Source data
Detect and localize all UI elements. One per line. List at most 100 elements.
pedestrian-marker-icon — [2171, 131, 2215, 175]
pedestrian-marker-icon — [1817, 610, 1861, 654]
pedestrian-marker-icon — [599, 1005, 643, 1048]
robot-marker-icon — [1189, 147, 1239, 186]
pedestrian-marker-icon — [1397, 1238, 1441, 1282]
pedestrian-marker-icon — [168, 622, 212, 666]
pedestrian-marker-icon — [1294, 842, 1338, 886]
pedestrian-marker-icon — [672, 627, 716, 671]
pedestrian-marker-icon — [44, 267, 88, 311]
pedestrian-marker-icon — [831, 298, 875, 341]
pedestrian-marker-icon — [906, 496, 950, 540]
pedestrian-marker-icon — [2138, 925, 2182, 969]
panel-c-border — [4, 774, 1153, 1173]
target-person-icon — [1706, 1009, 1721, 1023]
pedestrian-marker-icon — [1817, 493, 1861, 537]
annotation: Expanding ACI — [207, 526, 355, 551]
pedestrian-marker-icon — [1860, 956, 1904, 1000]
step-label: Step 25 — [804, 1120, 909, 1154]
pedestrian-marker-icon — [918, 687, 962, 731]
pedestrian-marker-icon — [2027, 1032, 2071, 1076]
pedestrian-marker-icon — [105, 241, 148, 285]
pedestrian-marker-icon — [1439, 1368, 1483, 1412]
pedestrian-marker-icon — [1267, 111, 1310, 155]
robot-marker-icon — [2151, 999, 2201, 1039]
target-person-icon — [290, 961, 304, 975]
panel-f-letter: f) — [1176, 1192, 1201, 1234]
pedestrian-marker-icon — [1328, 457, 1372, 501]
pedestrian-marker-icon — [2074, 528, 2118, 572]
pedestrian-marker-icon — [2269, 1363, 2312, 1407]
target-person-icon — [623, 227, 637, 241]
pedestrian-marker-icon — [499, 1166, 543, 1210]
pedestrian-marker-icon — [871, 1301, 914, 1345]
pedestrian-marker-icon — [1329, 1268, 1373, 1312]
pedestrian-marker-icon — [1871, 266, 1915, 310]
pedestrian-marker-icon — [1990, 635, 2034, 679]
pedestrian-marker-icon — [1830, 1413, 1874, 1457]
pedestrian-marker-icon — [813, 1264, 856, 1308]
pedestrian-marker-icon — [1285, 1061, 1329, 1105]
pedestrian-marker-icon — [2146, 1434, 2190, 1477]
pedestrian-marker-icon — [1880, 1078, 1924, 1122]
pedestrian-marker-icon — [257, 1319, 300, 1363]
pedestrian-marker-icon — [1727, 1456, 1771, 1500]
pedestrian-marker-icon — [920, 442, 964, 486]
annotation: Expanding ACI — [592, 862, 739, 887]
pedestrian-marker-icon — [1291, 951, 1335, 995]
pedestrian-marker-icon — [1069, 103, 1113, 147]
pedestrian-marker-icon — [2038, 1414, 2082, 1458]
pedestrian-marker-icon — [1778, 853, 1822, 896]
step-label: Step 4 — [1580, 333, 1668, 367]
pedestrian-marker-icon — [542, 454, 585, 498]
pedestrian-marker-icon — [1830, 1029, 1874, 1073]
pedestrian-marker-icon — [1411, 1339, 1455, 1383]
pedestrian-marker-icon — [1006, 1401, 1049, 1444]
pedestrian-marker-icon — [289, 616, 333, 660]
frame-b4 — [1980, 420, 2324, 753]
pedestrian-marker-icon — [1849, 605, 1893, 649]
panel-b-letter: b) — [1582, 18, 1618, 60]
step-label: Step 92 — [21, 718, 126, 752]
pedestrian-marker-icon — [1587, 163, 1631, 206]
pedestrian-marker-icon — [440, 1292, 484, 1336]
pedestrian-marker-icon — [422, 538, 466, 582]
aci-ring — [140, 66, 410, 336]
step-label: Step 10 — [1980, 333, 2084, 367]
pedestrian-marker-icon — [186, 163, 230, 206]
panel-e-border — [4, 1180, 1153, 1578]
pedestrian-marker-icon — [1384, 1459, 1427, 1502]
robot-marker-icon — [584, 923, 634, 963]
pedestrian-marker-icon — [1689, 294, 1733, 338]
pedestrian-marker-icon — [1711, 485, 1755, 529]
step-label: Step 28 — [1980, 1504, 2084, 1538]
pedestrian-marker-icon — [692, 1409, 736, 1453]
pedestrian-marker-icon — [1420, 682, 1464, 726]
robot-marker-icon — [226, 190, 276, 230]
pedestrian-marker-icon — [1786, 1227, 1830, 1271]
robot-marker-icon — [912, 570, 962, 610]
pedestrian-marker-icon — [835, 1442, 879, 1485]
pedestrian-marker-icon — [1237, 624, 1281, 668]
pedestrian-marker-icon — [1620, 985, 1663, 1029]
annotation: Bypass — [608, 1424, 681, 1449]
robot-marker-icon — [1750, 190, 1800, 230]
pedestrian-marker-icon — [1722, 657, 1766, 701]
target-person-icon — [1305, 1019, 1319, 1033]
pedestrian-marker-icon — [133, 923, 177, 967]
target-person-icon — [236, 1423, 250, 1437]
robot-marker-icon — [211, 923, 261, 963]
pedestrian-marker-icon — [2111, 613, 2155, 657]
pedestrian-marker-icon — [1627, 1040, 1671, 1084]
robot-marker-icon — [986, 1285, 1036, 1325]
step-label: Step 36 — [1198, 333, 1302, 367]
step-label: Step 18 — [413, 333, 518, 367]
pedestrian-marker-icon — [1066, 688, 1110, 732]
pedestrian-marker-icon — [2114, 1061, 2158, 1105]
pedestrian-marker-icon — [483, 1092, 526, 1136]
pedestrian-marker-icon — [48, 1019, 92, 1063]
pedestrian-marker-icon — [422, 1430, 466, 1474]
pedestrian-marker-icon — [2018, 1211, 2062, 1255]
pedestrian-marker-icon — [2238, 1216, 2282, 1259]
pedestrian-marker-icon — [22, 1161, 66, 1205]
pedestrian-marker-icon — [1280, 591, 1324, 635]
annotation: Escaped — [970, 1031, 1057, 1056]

Exercise brief
Copy out the data above line for line, with no changes.

Complete answer
Detect and localize all UI elements. One per line. List at most 100 elements.
pedestrian-marker-icon — [2171, 131, 2215, 175]
pedestrian-marker-icon — [1817, 610, 1861, 654]
pedestrian-marker-icon — [599, 1005, 643, 1048]
robot-marker-icon — [1189, 147, 1239, 186]
pedestrian-marker-icon — [1397, 1238, 1441, 1282]
pedestrian-marker-icon — [168, 622, 212, 666]
pedestrian-marker-icon — [1294, 842, 1338, 886]
pedestrian-marker-icon — [672, 627, 716, 671]
pedestrian-marker-icon — [44, 267, 88, 311]
pedestrian-marker-icon — [831, 298, 875, 341]
pedestrian-marker-icon — [906, 496, 950, 540]
pedestrian-marker-icon — [2138, 925, 2182, 969]
panel-c-border — [4, 774, 1153, 1173]
target-person-icon — [1706, 1009, 1721, 1023]
pedestrian-marker-icon — [1817, 493, 1861, 537]
annotation: Expanding ACI — [207, 526, 355, 551]
pedestrian-marker-icon — [1860, 956, 1904, 1000]
step-label: Step 25 — [804, 1120, 909, 1154]
pedestrian-marker-icon — [918, 687, 962, 731]
pedestrian-marker-icon — [2027, 1032, 2071, 1076]
pedestrian-marker-icon — [105, 241, 148, 285]
pedestrian-marker-icon — [1439, 1368, 1483, 1412]
pedestrian-marker-icon — [1267, 111, 1310, 155]
robot-marker-icon — [2151, 999, 2201, 1039]
target-person-icon — [290, 961, 304, 975]
panel-f-letter: f) — [1176, 1192, 1201, 1234]
pedestrian-marker-icon — [1328, 457, 1372, 501]
pedestrian-marker-icon — [2074, 528, 2118, 572]
pedestrian-marker-icon — [2269, 1363, 2312, 1407]
target-person-icon — [623, 227, 637, 241]
pedestrian-marker-icon — [499, 1166, 543, 1210]
pedestrian-marker-icon — [871, 1301, 914, 1345]
pedestrian-marker-icon — [1329, 1268, 1373, 1312]
pedestrian-marker-icon — [1871, 266, 1915, 310]
pedestrian-marker-icon — [1990, 635, 2034, 679]
pedestrian-marker-icon — [1830, 1413, 1874, 1457]
pedestrian-marker-icon — [813, 1264, 856, 1308]
pedestrian-marker-icon — [1285, 1061, 1329, 1105]
pedestrian-marker-icon — [2146, 1434, 2190, 1477]
pedestrian-marker-icon — [1880, 1078, 1924, 1122]
pedestrian-marker-icon — [257, 1319, 300, 1363]
pedestrian-marker-icon — [1727, 1456, 1771, 1500]
pedestrian-marker-icon — [920, 442, 964, 486]
annotation: Expanding ACI — [592, 862, 739, 887]
pedestrian-marker-icon — [1291, 951, 1335, 995]
pedestrian-marker-icon — [1069, 103, 1113, 147]
pedestrian-marker-icon — [2038, 1414, 2082, 1458]
pedestrian-marker-icon — [1778, 853, 1822, 896]
step-label: Step 4 — [1580, 333, 1668, 367]
pedestrian-marker-icon — [542, 454, 585, 498]
pedestrian-marker-icon — [1830, 1029, 1874, 1073]
pedestrian-marker-icon — [1411, 1339, 1455, 1383]
pedestrian-marker-icon — [1006, 1401, 1049, 1444]
pedestrian-marker-icon — [289, 616, 333, 660]
frame-b4 — [1980, 420, 2324, 753]
pedestrian-marker-icon — [1849, 605, 1893, 649]
panel-b-letter: b) — [1582, 18, 1618, 60]
step-label: Step 92 — [21, 718, 126, 752]
pedestrian-marker-icon — [1587, 163, 1631, 206]
pedestrian-marker-icon — [440, 1292, 484, 1336]
pedestrian-marker-icon — [422, 538, 466, 582]
aci-ring — [140, 66, 410, 336]
step-label: Step 10 — [1980, 333, 2084, 367]
pedestrian-marker-icon — [186, 163, 230, 206]
panel-e-border — [4, 1180, 1153, 1578]
pedestrian-marker-icon — [1384, 1459, 1427, 1502]
robot-marker-icon — [584, 923, 634, 963]
pedestrian-marker-icon — [1689, 294, 1733, 338]
pedestrian-marker-icon — [1711, 485, 1755, 529]
step-label: Step 28 — [1980, 1504, 2084, 1538]
pedestrian-marker-icon — [692, 1409, 736, 1453]
pedestrian-marker-icon — [1420, 682, 1464, 726]
robot-marker-icon — [226, 190, 276, 230]
pedestrian-marker-icon — [1786, 1227, 1830, 1271]
robot-marker-icon — [912, 570, 962, 610]
pedestrian-marker-icon — [835, 1442, 879, 1485]
pedestrian-marker-icon — [1237, 624, 1281, 668]
pedestrian-marker-icon — [1620, 985, 1663, 1029]
annotation: Bypass — [608, 1424, 681, 1449]
robot-marker-icon — [1750, 190, 1800, 230]
pedestrian-marker-icon — [1722, 657, 1766, 701]
target-person-icon — [1305, 1019, 1319, 1033]
pedestrian-marker-icon — [133, 923, 177, 967]
target-person-icon — [236, 1423, 250, 1437]
robot-marker-icon — [211, 923, 261, 963]
pedestrian-marker-icon — [2111, 613, 2155, 657]
pedestrian-marker-icon — [1627, 1040, 1671, 1084]
robot-marker-icon — [986, 1285, 1036, 1325]
step-label: Step 36 — [1198, 333, 1302, 367]
step-label: Step 18 — [413, 333, 518, 367]
pedestrian-marker-icon — [1066, 688, 1110, 732]
pedestrian-marker-icon — [2114, 1061, 2158, 1105]
pedestrian-marker-icon — [483, 1092, 526, 1136]
pedestrian-marker-icon — [48, 1019, 92, 1063]
pedestrian-marker-icon — [422, 1430, 466, 1474]
pedestrian-marker-icon — [2018, 1211, 2062, 1255]
pedestrian-marker-icon — [2238, 1216, 2282, 1259]
pedestrian-marker-icon — [22, 1161, 66, 1205]
pedestrian-marker-icon — [1280, 591, 1324, 635]
annotation: Escaped — [970, 1031, 1057, 1056]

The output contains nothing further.